• Exercise brief:
In the data below, locate each line with the word "Output" and list it.
┌──
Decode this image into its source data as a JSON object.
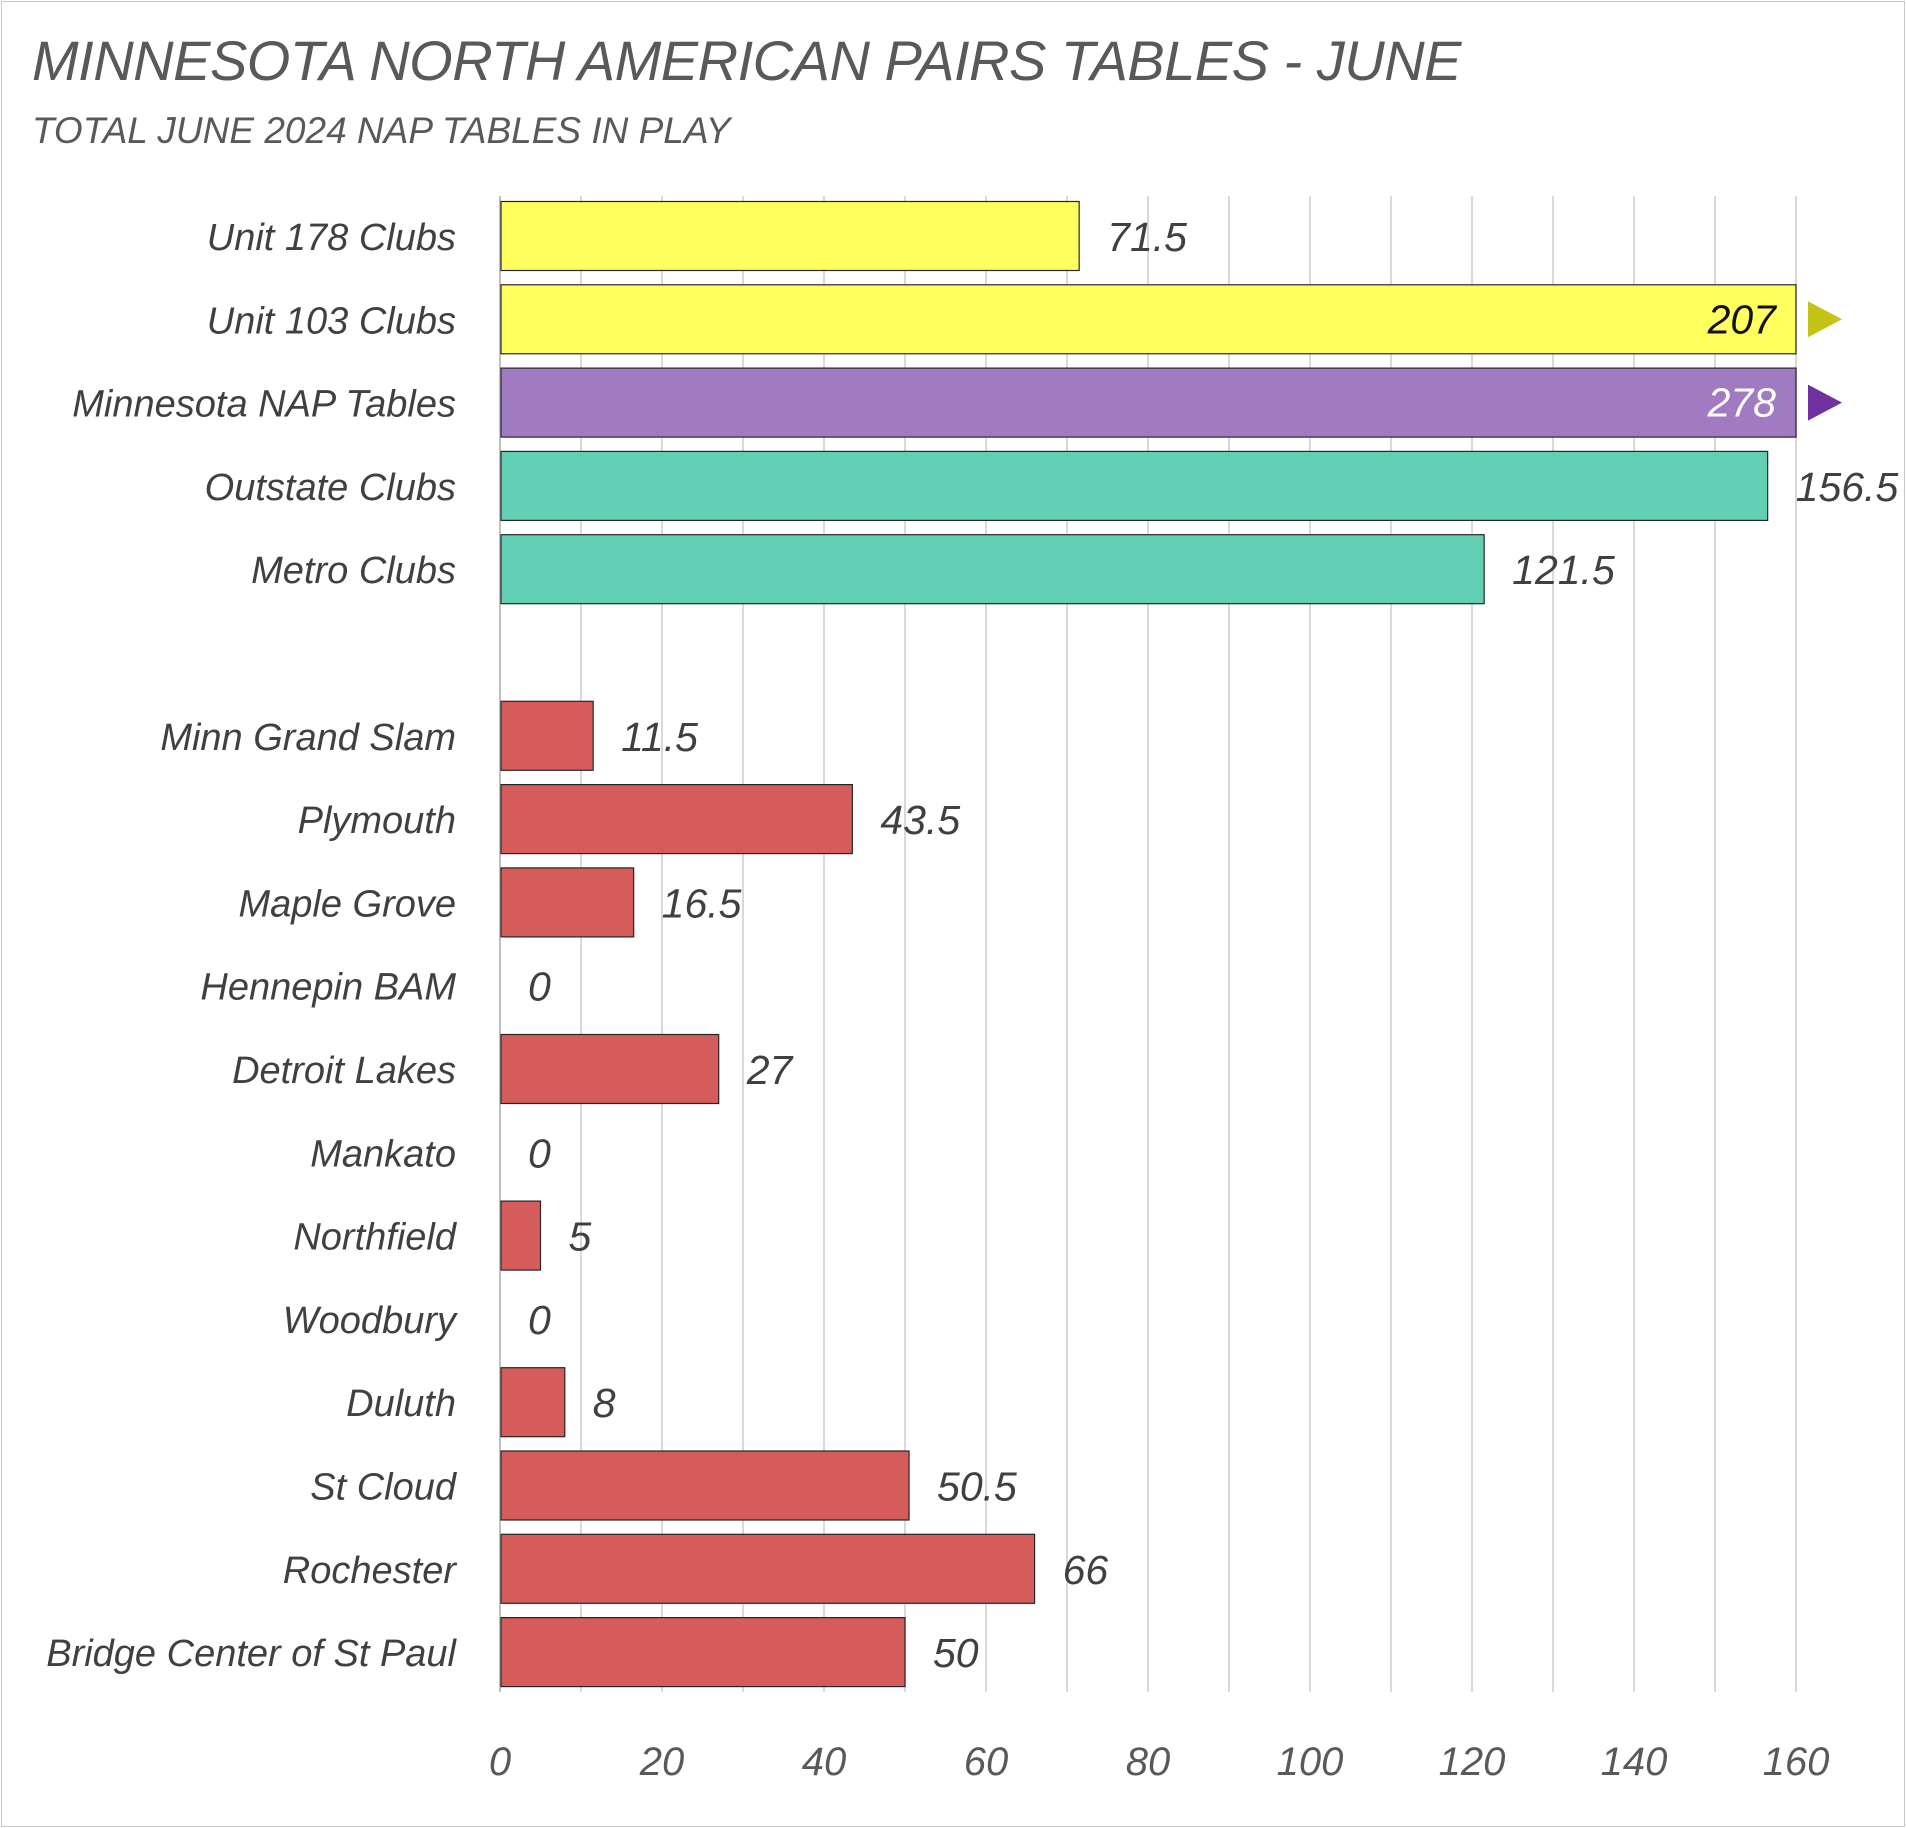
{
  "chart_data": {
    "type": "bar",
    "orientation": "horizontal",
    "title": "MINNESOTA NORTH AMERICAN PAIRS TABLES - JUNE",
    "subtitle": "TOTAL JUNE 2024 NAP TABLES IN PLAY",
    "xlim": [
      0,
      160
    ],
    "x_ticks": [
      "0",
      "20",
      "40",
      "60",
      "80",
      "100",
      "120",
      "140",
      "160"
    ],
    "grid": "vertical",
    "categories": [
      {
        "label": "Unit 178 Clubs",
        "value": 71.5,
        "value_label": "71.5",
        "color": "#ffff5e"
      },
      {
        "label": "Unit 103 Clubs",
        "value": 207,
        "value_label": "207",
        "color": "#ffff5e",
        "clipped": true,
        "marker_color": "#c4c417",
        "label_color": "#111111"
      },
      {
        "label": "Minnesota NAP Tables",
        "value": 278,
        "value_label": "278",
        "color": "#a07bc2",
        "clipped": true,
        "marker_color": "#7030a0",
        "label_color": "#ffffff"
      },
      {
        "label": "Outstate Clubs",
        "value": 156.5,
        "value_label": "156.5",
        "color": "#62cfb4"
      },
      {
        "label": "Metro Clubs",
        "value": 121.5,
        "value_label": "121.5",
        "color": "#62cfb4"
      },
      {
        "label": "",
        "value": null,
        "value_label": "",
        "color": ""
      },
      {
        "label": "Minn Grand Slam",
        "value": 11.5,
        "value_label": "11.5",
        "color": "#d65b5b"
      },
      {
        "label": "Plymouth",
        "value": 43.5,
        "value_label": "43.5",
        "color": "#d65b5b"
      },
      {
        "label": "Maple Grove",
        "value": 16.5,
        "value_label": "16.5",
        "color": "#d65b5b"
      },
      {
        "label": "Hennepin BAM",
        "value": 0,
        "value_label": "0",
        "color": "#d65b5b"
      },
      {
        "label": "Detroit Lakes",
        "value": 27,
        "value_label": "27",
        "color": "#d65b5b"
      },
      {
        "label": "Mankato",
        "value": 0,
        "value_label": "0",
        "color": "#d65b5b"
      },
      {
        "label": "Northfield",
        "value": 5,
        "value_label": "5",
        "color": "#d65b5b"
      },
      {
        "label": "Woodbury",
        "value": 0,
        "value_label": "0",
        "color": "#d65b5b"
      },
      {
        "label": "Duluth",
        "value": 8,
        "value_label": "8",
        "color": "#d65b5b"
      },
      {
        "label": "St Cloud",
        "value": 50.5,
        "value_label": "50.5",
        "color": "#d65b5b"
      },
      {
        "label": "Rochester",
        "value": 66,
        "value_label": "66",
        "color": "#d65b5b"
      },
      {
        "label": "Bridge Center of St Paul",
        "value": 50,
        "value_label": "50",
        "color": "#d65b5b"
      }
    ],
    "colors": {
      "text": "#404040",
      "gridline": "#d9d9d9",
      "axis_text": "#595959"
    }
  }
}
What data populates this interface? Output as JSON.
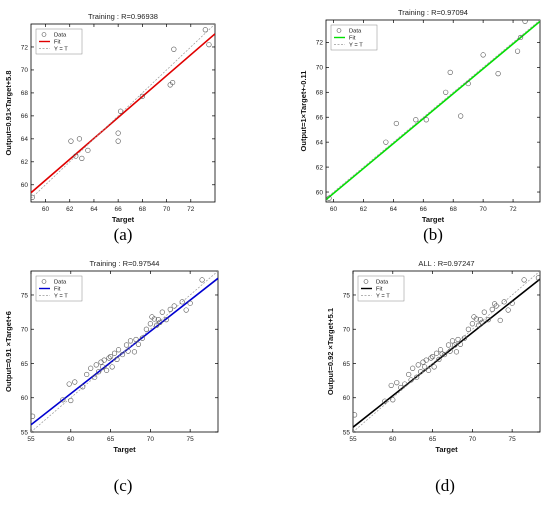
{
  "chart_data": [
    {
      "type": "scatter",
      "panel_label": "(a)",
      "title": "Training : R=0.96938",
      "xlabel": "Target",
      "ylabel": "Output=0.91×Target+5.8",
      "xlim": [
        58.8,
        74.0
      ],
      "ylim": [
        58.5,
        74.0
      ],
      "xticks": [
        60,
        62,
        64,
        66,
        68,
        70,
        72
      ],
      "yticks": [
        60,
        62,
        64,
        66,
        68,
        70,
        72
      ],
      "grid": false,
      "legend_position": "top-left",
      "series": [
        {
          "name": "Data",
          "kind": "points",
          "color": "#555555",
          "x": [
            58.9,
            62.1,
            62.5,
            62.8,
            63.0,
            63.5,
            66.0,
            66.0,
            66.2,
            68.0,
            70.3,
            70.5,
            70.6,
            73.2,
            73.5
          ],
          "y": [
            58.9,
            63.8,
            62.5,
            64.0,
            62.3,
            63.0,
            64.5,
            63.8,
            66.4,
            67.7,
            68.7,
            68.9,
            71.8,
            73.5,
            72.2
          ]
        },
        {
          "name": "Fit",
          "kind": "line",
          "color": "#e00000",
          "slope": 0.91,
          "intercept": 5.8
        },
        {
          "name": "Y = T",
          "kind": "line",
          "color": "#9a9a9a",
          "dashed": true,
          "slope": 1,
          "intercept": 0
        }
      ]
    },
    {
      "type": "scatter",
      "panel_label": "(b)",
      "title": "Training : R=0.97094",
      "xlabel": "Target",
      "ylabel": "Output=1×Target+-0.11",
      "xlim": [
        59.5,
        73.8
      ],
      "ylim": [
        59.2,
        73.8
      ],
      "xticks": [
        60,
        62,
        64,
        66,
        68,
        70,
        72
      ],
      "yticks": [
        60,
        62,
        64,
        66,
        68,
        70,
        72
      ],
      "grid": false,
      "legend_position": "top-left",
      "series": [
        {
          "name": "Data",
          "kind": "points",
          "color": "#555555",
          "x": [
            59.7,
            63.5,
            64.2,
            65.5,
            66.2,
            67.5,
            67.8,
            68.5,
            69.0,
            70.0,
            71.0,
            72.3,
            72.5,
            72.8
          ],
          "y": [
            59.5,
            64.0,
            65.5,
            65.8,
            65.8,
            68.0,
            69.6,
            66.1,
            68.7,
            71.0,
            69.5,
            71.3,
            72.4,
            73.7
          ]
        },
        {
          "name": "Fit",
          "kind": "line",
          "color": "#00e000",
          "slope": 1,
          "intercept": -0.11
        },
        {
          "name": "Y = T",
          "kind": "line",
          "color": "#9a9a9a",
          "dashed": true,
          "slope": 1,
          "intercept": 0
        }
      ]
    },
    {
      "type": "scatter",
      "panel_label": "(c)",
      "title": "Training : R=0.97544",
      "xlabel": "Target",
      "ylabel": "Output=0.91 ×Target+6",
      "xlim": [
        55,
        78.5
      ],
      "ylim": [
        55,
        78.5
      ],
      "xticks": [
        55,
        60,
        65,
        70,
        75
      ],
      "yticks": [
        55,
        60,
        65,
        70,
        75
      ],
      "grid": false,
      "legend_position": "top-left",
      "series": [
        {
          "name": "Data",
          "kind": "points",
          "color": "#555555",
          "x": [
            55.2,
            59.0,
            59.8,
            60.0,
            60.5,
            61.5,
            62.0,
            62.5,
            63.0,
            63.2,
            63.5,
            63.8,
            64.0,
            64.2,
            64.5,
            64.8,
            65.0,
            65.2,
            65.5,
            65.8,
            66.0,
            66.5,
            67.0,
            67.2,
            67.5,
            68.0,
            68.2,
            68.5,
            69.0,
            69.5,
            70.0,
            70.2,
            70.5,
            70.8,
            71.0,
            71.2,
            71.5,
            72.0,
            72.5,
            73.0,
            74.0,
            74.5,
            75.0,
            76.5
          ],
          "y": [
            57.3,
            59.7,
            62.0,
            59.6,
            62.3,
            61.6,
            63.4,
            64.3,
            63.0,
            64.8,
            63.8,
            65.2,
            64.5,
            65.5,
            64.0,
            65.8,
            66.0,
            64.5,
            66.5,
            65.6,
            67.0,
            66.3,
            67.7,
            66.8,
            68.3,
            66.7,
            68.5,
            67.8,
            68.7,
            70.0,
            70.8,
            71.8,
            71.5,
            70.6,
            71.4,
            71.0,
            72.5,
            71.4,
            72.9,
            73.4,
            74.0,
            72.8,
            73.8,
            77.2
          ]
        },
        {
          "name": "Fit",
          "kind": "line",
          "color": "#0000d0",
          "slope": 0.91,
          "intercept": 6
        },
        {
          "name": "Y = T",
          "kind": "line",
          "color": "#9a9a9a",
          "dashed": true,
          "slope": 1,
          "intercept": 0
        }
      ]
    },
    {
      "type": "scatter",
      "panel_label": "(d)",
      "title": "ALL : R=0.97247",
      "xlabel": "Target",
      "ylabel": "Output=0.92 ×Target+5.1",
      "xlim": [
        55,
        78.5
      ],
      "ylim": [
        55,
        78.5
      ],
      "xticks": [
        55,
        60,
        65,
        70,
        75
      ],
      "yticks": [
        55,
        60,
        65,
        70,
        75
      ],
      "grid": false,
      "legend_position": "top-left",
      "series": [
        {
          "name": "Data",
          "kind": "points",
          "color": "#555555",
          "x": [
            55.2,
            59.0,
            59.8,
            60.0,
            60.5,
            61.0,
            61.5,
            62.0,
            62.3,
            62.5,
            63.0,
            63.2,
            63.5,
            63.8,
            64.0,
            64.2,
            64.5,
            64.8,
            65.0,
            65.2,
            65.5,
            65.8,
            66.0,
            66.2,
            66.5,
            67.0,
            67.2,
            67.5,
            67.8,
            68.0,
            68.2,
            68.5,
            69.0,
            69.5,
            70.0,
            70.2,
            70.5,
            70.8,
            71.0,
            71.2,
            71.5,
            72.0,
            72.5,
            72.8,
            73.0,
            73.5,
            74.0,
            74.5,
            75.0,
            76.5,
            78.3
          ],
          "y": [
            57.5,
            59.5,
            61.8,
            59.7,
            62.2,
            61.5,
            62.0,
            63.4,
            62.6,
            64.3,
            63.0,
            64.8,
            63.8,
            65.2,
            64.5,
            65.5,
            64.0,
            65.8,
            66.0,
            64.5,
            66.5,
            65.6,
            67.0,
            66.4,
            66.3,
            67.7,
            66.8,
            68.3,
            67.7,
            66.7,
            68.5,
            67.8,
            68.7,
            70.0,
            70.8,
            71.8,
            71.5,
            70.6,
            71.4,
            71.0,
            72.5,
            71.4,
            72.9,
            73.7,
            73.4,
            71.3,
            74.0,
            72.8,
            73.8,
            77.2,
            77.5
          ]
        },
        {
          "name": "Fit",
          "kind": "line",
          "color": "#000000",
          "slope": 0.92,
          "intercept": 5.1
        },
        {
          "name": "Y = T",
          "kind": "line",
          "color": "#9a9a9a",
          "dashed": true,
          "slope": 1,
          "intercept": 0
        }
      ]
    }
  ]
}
└──
• Response to this exercise:
What data populates this interface? Output as JSON.
      "ylabel": "Output=0.91×Target+5.8",
      "ylabel": "Output=1×Target+-0.11",
      "ylabel": "Output=0.91 ×Target+6",
      "ylabel": "Output=0.92 ×Target+5.1",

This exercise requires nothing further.